▼

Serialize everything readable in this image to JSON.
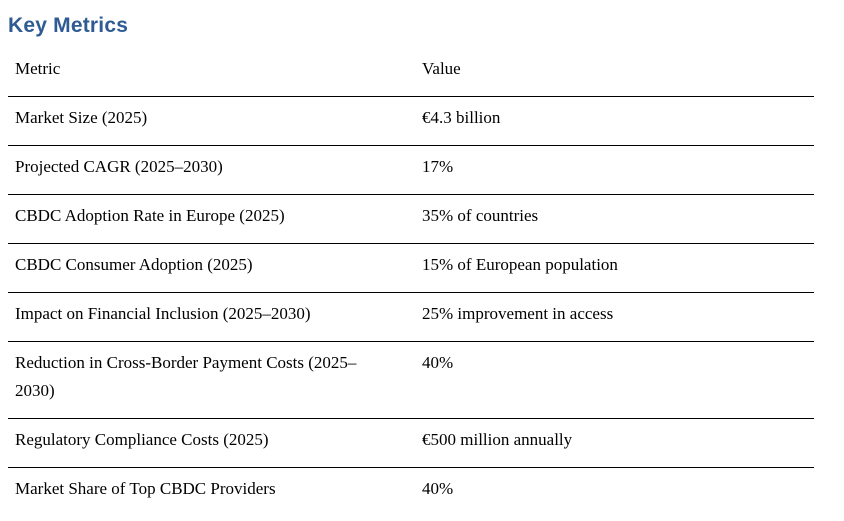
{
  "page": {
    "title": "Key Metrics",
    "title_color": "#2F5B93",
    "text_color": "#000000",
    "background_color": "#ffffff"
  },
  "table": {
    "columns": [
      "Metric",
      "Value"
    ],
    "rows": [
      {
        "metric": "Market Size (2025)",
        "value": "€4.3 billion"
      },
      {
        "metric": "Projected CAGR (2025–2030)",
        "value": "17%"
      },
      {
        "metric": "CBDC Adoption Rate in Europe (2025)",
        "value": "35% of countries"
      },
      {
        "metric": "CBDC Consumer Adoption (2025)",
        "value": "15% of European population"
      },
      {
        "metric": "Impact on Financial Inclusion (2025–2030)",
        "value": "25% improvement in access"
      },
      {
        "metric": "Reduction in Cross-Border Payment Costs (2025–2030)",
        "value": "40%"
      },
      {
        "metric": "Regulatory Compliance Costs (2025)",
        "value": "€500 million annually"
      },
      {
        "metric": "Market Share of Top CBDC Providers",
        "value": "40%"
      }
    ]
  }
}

▲
▼

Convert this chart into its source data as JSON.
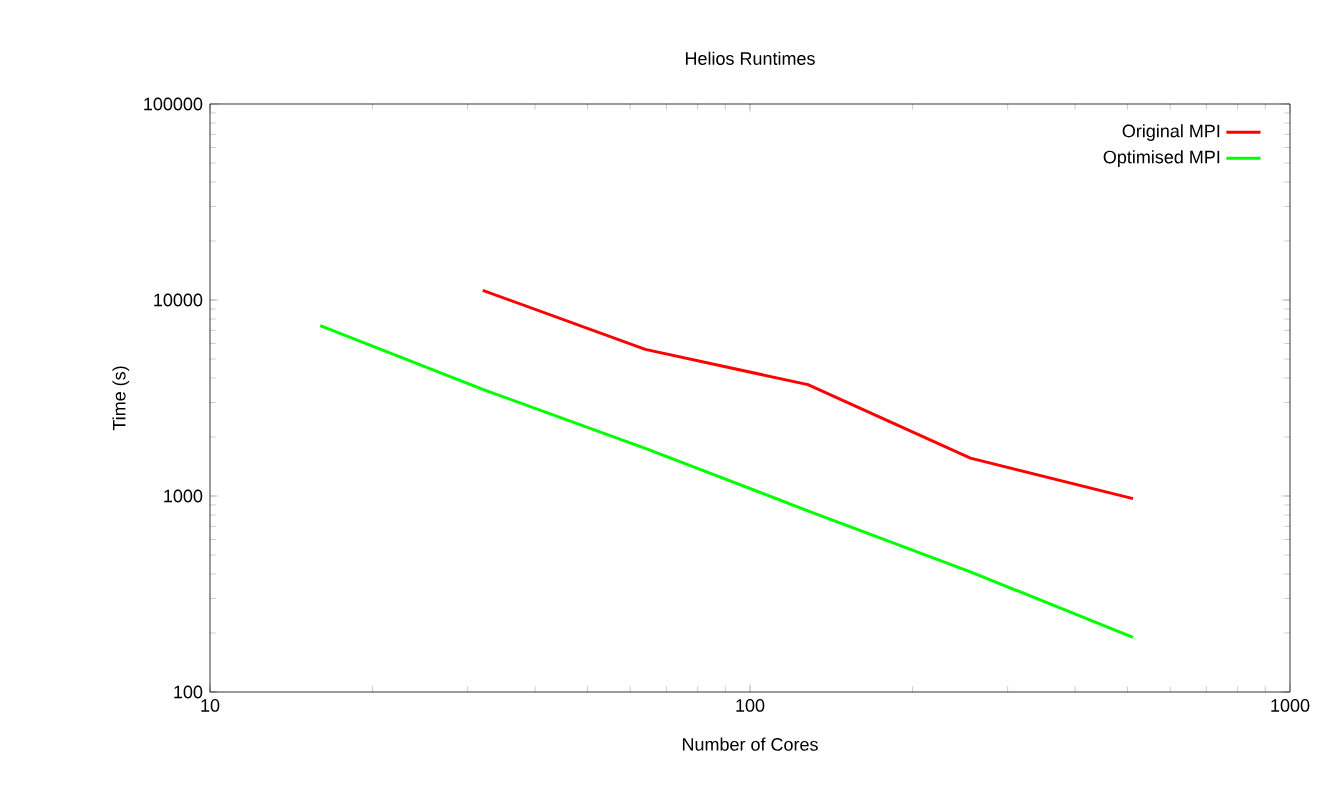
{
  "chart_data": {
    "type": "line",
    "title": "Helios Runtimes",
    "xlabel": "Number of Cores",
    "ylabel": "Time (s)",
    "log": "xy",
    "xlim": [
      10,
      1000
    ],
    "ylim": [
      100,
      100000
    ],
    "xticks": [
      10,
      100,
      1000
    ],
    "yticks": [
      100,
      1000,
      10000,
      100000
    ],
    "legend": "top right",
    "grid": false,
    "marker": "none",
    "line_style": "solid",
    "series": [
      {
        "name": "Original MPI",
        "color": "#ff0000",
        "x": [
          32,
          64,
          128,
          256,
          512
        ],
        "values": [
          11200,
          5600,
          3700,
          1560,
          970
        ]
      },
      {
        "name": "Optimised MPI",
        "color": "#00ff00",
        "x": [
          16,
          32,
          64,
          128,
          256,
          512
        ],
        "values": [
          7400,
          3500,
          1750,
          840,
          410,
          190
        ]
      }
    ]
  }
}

▲
▼

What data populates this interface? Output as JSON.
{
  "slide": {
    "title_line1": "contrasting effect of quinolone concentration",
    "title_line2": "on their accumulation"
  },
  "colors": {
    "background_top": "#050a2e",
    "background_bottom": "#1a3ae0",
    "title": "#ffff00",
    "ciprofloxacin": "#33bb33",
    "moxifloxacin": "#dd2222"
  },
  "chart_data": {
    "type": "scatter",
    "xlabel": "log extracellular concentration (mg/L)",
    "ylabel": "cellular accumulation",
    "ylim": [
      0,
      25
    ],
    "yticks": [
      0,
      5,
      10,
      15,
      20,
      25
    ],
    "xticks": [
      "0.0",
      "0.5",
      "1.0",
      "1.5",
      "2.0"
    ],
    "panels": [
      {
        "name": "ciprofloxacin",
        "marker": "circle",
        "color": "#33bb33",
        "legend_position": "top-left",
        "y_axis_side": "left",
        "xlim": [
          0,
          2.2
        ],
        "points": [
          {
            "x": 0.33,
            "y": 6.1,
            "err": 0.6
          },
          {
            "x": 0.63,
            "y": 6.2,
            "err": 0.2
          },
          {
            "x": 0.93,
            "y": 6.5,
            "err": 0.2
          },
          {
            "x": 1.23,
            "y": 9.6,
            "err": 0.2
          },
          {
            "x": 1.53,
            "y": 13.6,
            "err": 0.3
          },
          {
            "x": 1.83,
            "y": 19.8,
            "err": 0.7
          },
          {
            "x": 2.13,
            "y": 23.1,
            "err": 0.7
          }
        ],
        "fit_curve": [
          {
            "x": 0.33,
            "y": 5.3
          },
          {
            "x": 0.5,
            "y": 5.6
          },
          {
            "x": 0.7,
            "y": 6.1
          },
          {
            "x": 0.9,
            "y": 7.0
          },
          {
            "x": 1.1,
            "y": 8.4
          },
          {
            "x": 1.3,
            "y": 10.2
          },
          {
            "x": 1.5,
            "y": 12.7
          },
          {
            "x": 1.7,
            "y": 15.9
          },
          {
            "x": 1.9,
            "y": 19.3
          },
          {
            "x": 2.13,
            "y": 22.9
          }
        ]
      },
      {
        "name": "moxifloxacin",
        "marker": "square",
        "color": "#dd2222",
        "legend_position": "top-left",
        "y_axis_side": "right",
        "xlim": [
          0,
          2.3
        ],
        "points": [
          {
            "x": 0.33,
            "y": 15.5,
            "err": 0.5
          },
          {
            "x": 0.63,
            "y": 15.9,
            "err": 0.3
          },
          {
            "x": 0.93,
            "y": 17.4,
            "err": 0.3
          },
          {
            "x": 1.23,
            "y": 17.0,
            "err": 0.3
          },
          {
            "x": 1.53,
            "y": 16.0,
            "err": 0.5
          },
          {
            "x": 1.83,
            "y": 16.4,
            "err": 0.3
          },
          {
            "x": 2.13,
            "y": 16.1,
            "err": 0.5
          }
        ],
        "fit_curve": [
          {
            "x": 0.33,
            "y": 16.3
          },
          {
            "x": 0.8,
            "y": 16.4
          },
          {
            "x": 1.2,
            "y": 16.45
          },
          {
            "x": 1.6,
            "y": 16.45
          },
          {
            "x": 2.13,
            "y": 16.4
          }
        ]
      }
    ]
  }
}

▲

What needs to be done: Spot every line that holds "this" and copy it.

Task response:
Serialize everything readable in this image to JSON.
Convert this chart into its source data as JSON.
What data populates this interface? Output as JSON.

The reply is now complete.